WRITTEN REQUEST = Recast everything from the start of the lines down to and including the line that contains "- field-layer: [83, 130, 741, 458]" as a JSON list of strings, one string per line, leaving out any blank lines.

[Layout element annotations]
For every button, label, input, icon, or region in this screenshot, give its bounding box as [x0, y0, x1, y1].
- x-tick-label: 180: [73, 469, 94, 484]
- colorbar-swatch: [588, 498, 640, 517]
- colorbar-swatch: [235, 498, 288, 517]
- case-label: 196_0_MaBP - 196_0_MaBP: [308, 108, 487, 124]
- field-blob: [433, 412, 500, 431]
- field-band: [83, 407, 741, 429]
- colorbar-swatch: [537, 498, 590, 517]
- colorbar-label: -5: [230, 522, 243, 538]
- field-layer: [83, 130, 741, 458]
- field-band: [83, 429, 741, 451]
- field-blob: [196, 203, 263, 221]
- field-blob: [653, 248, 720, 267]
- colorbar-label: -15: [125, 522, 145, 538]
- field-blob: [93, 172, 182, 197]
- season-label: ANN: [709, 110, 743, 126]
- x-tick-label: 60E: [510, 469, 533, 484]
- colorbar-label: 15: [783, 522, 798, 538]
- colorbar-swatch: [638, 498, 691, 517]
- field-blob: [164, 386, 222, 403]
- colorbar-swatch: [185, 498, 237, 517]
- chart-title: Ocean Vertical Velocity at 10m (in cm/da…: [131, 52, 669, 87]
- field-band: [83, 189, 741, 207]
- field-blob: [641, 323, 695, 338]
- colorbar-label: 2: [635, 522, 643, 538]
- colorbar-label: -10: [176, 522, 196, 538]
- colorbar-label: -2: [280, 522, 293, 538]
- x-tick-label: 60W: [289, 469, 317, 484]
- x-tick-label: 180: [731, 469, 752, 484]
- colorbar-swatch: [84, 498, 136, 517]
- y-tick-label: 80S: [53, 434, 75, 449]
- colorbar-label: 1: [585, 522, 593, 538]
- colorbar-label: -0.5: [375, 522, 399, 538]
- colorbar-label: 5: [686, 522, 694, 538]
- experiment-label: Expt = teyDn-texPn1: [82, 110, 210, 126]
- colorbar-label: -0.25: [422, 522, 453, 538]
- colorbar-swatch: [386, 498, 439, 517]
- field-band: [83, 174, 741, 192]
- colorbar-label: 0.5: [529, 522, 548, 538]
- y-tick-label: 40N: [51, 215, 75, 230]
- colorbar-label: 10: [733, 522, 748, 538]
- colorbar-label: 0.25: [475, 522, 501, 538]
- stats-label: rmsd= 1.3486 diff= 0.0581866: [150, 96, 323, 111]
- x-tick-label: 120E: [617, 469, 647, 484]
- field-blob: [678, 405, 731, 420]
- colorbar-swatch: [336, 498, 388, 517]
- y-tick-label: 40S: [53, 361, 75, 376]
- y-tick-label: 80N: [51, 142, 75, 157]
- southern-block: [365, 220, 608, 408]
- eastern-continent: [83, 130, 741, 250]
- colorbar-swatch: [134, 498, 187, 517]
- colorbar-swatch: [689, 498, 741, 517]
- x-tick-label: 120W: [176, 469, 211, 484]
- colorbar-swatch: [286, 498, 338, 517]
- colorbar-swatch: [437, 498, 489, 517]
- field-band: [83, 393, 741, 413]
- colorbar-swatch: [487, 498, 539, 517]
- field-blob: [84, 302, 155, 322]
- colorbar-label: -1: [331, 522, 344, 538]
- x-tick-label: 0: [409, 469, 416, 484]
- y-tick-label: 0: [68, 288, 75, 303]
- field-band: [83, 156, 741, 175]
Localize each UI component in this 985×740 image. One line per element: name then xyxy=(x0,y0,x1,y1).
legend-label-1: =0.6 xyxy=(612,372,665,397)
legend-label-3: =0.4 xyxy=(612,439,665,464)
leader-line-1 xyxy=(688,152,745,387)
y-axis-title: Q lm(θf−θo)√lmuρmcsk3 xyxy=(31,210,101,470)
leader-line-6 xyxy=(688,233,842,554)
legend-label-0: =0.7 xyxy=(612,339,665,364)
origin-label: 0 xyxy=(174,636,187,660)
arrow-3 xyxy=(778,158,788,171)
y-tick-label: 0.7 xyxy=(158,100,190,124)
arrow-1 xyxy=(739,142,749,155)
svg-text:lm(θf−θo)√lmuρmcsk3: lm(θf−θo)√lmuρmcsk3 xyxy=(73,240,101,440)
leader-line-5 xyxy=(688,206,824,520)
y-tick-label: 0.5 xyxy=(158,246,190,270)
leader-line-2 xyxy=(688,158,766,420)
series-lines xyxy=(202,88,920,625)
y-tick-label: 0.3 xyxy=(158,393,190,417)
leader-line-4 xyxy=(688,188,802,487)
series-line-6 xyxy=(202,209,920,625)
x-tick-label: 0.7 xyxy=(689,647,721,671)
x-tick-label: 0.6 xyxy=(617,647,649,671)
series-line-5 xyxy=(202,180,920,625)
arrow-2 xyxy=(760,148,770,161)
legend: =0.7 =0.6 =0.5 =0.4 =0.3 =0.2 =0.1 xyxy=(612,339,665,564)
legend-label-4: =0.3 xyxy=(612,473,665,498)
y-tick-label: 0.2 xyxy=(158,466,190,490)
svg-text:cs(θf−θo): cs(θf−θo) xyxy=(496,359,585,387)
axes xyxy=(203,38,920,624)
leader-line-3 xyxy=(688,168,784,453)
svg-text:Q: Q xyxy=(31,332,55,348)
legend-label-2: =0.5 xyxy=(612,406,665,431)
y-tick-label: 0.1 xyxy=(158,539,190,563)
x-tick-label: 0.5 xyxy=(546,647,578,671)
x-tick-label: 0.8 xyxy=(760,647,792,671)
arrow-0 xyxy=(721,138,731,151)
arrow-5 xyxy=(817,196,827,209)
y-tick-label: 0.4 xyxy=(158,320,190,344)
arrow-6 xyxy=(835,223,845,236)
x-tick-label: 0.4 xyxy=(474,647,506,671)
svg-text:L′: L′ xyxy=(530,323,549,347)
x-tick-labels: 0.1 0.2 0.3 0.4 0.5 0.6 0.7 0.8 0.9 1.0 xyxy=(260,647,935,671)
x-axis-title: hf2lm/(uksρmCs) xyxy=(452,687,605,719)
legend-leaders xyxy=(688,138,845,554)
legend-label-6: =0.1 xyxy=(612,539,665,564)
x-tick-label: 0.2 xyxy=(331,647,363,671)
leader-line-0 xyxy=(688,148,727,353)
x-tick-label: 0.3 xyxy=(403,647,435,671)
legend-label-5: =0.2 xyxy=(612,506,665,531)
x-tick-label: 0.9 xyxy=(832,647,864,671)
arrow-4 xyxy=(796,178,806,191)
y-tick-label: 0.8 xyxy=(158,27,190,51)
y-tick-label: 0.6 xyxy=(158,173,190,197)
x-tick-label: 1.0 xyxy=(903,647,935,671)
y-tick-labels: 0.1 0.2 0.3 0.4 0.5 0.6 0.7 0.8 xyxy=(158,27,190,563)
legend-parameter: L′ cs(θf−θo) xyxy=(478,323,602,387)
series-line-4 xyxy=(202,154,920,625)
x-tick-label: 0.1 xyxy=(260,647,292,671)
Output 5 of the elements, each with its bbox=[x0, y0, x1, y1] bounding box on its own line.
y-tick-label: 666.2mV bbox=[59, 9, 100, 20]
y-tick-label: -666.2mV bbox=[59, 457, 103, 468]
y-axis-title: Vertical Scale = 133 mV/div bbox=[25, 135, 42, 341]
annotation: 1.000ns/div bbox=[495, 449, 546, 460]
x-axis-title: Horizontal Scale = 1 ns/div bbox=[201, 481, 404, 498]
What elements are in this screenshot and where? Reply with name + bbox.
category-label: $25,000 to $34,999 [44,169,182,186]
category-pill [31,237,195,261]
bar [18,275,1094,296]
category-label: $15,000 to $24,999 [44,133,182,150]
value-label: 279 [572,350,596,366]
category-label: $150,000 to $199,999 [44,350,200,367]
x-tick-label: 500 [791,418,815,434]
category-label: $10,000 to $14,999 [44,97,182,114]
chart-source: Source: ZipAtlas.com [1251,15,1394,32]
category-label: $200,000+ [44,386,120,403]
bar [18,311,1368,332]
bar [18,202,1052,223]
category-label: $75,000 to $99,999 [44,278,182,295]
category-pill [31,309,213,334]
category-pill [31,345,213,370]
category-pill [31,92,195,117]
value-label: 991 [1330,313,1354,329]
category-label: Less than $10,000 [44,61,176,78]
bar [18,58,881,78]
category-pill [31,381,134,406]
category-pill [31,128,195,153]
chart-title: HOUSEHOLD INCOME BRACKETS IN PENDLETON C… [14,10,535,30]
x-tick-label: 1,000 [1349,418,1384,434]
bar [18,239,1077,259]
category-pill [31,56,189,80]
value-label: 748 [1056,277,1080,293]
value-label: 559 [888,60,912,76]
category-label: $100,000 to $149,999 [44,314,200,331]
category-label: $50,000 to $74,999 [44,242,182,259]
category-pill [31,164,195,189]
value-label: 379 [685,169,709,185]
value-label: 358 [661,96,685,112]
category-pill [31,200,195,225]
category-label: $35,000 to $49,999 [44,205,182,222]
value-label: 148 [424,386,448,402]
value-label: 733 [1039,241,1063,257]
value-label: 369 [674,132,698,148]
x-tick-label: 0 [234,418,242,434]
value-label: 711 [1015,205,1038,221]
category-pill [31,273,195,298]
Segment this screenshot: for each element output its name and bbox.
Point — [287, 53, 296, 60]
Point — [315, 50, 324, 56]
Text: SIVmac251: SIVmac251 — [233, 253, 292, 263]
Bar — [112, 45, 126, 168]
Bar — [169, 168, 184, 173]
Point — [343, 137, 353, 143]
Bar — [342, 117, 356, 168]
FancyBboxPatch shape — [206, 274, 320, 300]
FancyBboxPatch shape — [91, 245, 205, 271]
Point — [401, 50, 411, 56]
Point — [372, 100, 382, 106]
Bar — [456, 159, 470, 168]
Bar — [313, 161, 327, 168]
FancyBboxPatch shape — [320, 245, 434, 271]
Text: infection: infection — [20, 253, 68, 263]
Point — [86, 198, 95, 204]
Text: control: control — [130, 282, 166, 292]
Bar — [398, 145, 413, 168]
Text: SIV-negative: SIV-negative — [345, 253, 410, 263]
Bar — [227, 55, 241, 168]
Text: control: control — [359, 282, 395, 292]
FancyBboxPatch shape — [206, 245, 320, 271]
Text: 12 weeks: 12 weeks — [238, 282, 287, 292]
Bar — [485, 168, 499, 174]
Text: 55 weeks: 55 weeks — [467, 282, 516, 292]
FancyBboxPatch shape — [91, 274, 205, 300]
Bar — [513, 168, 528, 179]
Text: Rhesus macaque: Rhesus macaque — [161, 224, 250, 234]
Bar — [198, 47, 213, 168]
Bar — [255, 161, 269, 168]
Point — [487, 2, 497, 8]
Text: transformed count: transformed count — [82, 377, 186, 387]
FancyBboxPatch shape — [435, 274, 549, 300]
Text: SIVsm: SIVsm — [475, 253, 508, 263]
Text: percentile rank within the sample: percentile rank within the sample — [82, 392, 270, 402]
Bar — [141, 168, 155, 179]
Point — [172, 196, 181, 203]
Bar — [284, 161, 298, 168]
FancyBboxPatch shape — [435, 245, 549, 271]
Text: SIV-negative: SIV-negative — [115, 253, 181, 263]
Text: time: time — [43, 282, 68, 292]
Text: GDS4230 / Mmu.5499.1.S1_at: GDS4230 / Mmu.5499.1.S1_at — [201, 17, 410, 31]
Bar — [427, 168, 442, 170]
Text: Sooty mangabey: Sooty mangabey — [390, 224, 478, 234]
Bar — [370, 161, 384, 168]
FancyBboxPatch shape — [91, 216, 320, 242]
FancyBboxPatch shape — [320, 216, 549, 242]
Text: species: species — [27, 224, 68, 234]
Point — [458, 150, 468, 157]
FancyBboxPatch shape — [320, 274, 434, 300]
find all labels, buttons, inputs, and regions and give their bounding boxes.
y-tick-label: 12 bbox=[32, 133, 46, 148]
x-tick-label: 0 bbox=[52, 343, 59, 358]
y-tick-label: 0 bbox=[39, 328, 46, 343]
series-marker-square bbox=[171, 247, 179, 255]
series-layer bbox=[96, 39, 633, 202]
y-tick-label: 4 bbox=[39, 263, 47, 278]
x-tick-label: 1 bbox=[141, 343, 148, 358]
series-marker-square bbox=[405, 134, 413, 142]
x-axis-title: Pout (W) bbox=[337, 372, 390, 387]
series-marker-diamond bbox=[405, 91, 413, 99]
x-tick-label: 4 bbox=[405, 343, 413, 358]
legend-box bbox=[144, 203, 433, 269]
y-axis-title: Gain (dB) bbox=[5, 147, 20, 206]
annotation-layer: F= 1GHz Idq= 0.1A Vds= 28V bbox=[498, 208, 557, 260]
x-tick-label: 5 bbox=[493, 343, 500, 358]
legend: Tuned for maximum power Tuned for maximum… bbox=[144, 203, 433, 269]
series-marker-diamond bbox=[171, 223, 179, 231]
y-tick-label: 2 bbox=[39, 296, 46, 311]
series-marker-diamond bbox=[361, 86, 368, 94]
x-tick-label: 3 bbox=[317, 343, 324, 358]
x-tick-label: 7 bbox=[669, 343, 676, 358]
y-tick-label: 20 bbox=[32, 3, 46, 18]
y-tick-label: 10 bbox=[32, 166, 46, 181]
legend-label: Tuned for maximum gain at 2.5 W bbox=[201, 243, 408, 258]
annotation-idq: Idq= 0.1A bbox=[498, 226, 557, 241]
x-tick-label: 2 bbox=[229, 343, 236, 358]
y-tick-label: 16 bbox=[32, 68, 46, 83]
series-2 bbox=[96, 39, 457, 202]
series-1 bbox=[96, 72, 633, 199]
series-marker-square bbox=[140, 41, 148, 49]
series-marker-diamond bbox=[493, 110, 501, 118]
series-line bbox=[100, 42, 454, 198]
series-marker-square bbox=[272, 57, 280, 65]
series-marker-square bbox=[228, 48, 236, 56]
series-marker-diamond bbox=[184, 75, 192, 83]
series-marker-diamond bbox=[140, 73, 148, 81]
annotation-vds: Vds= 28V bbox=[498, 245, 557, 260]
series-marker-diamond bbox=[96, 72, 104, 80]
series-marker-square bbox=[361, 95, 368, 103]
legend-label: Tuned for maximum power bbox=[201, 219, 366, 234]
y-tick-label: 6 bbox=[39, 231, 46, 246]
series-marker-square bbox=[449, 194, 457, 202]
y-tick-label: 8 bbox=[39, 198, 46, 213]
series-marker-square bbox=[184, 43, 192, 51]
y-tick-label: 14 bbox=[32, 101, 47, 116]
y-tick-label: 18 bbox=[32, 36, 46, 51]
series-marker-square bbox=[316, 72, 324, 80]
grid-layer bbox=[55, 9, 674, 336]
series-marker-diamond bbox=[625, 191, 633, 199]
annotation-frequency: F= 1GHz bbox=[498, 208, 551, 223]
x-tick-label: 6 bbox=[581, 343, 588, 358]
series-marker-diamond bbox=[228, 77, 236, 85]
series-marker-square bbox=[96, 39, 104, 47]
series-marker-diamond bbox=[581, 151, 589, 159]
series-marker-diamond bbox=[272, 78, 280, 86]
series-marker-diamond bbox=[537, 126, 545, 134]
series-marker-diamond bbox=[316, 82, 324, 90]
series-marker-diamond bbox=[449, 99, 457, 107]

OUTPUT =
[
  "For every button, label, input, icon, or region in this screenshot, give its bounding box as [x0, y0, x1, y1].",
  "- x-tick-label: 180: [73, 469, 94, 484]",
  "- colorbar-swatch: [588, 498, 640, 517]",
  "- colorbar-swatch: [235, 498, 288, 517]",
  "- case-label: 196_0_MaBP - 196_0_MaBP: [308, 108, 487, 124]",
  "- field-blob: [433, 412, 500, 431]",
  "- field-band: [83, 407, 741, 429]",
  "- colorbar-swatch: [537, 498, 590, 517]",
  "- colorbar-label: -5: [230, 522, 243, 538]",
  "- field-layer: [83, 130, 741, 458]"
]